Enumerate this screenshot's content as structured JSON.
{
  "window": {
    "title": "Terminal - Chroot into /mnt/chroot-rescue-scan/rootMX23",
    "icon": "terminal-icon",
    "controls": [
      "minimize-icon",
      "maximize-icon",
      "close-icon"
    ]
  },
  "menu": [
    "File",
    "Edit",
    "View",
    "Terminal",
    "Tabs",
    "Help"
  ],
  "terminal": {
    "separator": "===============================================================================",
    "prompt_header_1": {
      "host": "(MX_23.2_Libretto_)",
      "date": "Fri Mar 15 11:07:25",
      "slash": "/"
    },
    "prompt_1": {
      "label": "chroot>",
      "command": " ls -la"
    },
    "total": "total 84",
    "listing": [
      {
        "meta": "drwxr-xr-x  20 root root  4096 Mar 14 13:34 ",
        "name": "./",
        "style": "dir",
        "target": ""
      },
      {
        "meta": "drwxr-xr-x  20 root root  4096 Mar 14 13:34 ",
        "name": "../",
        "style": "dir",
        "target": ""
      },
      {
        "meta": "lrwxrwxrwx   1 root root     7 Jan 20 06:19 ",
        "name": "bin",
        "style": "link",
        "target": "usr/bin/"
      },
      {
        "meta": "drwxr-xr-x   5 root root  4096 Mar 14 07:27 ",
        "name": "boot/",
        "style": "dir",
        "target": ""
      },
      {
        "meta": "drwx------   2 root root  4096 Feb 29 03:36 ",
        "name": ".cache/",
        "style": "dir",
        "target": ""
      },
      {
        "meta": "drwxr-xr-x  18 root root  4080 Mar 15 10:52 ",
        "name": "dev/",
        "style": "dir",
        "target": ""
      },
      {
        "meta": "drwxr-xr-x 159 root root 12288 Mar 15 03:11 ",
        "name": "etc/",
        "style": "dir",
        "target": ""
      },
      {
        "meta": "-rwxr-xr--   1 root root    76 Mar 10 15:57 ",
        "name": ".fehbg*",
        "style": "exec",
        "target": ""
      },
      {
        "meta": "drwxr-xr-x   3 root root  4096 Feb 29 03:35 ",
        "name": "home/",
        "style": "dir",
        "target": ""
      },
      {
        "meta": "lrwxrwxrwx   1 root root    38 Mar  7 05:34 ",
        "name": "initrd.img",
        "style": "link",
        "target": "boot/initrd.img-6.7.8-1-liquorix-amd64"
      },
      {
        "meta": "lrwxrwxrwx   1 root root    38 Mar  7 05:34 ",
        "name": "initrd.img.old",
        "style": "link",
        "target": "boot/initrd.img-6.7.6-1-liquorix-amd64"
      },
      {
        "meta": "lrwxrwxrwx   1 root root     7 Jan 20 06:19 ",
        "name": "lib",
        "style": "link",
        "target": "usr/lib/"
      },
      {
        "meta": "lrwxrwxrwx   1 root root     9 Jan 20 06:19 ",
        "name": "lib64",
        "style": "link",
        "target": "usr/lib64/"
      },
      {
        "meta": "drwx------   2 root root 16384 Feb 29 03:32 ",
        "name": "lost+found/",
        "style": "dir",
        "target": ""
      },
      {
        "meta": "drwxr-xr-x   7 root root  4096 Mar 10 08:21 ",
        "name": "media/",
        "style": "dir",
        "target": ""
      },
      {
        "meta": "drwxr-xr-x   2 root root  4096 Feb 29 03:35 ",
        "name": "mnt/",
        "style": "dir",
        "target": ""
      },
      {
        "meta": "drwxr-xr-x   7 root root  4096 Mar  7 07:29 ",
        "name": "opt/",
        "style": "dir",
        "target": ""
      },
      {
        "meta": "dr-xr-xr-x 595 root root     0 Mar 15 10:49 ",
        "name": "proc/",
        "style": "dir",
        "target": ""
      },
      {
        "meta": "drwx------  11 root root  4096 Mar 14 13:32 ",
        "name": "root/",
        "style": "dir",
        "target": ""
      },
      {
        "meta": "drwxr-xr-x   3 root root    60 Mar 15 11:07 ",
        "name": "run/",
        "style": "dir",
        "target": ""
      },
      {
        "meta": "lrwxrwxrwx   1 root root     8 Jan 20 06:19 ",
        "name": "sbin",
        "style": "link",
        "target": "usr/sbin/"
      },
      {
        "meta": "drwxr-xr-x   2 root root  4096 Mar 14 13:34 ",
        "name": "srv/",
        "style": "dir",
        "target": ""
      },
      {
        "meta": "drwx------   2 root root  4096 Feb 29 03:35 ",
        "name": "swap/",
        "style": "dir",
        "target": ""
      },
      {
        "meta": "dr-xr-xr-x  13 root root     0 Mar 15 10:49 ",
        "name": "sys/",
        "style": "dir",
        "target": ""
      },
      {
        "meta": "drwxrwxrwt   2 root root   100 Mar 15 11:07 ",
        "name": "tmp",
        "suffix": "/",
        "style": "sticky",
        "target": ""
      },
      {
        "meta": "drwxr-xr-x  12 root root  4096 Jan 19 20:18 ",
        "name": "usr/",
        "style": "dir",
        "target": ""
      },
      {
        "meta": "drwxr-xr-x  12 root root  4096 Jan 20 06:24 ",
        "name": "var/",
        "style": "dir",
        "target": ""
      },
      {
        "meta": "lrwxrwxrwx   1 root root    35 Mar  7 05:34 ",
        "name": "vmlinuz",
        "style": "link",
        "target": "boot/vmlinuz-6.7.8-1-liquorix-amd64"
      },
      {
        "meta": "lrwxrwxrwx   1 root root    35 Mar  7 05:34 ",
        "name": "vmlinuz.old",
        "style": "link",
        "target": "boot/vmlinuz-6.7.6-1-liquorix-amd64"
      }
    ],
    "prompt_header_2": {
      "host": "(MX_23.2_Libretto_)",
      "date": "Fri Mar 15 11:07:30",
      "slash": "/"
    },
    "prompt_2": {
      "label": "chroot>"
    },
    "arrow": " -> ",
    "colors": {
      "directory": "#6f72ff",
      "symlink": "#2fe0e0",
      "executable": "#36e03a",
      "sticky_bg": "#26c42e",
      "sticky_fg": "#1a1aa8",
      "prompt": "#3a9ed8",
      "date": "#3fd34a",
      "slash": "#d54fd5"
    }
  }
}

■ ■ ■ ■

→ Work to complete
In the material above, show every line where the word "boot" turns up.

→ Solution to this exercise
        "name": "boot/",
        "target": "boot/initrd.img-6.7.8-1-liquorix-amd64"
        "target": "boot/initrd.img-6.7.6-1-liquorix-amd64"
        "target": "boot/vmlinuz-6.7.8-1-liquorix-amd64"
        "target": "boot/vmlinuz-6.7.6-1-liquorix-amd64"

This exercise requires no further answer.